* _Records for this task_:
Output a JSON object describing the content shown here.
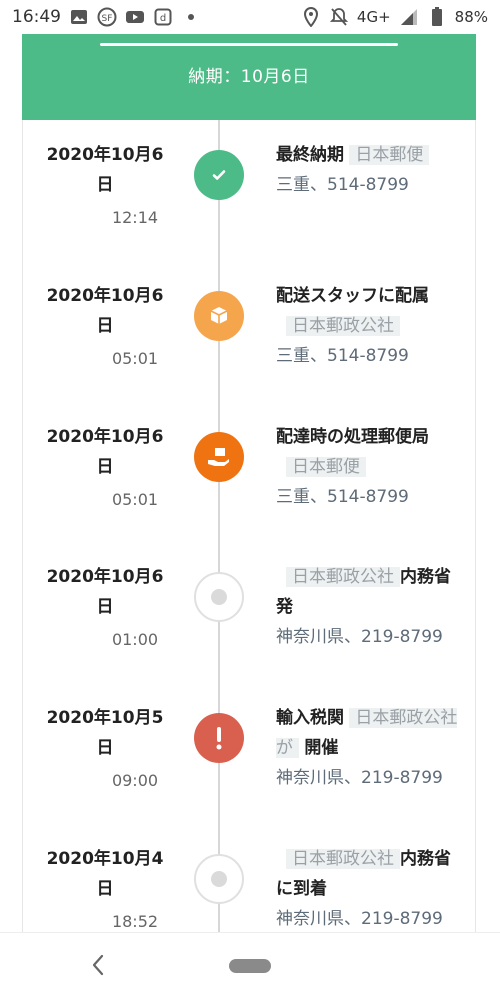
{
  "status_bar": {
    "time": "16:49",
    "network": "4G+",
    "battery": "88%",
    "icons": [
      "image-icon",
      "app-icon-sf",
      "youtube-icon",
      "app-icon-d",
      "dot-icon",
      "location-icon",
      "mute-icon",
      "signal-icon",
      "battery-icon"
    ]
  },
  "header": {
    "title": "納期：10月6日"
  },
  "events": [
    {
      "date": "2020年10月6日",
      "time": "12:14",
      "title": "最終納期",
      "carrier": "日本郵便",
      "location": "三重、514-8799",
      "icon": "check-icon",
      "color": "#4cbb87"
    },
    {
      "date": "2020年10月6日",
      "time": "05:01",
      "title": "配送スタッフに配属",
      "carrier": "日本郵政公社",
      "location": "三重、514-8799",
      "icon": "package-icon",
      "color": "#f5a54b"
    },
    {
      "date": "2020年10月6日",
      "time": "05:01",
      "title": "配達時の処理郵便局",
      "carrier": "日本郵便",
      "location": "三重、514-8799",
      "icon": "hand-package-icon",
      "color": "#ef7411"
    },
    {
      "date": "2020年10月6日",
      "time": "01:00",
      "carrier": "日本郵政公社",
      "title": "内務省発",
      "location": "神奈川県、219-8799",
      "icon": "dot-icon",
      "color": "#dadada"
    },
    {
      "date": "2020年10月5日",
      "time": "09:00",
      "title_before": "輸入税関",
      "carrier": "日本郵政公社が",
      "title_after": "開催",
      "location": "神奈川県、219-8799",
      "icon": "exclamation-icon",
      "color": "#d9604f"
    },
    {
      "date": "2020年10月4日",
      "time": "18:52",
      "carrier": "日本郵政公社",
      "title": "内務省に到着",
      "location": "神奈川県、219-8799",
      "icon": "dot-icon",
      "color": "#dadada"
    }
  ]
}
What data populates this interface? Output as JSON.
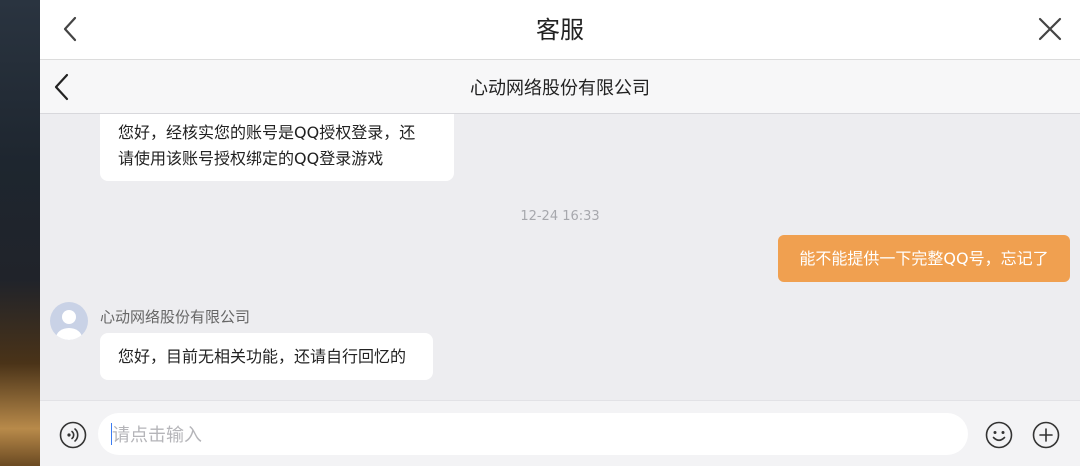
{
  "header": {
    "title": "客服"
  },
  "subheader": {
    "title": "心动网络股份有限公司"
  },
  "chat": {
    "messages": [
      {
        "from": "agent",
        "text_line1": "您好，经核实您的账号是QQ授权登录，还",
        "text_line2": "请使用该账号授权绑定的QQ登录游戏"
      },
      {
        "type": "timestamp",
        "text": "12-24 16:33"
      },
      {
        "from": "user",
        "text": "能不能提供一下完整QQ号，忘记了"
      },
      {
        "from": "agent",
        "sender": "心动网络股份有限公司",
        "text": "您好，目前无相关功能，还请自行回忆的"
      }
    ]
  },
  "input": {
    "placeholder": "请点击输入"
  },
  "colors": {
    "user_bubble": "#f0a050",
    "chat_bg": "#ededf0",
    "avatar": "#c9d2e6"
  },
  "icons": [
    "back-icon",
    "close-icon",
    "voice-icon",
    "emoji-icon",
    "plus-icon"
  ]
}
---
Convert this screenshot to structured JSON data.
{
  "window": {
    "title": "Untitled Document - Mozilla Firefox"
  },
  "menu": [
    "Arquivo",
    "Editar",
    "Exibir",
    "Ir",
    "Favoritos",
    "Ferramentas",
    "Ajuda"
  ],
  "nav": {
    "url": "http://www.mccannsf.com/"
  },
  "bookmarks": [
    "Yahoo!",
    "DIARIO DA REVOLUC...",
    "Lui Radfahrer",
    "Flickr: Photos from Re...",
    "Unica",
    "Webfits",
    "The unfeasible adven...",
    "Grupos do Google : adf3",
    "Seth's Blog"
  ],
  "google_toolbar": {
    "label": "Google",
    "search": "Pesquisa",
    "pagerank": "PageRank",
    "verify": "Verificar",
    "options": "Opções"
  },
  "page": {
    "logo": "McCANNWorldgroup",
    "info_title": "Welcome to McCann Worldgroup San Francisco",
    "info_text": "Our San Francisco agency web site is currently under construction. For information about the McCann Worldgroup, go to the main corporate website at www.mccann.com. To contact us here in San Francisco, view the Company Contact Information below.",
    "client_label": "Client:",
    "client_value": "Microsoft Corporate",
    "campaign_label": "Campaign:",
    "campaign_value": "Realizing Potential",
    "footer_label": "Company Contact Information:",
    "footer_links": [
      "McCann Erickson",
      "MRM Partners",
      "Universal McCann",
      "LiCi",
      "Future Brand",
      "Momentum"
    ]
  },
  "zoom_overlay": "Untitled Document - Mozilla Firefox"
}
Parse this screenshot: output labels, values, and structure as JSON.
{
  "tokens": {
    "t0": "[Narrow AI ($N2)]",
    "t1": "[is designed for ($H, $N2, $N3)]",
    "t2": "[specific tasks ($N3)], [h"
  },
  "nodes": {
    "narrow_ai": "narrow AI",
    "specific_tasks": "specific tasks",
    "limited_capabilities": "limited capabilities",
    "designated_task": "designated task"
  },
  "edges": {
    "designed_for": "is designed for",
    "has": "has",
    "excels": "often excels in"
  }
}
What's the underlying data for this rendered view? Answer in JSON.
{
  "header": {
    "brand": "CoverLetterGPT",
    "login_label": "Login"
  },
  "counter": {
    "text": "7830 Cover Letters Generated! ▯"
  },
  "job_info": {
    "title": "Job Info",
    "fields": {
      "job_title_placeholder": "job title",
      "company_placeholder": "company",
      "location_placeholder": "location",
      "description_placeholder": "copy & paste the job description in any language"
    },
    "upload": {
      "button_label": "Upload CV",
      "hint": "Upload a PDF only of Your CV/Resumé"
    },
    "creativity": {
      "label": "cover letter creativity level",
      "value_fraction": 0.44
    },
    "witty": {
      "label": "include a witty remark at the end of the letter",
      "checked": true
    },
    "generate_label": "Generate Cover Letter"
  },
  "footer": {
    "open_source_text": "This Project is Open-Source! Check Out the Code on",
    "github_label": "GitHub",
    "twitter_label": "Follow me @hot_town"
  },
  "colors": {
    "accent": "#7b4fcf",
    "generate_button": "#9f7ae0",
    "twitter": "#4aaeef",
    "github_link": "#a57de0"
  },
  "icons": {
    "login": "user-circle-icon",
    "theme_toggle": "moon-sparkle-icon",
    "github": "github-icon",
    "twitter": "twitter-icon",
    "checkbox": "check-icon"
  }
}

* _What is required_: Each line above that includes "data" should be shown.

* _The solution_:
What data populates this interface? Output as JSON.
Convert this screenshot to structured JSON data.
What's the underlying data for this rendered view? Answer in JSON.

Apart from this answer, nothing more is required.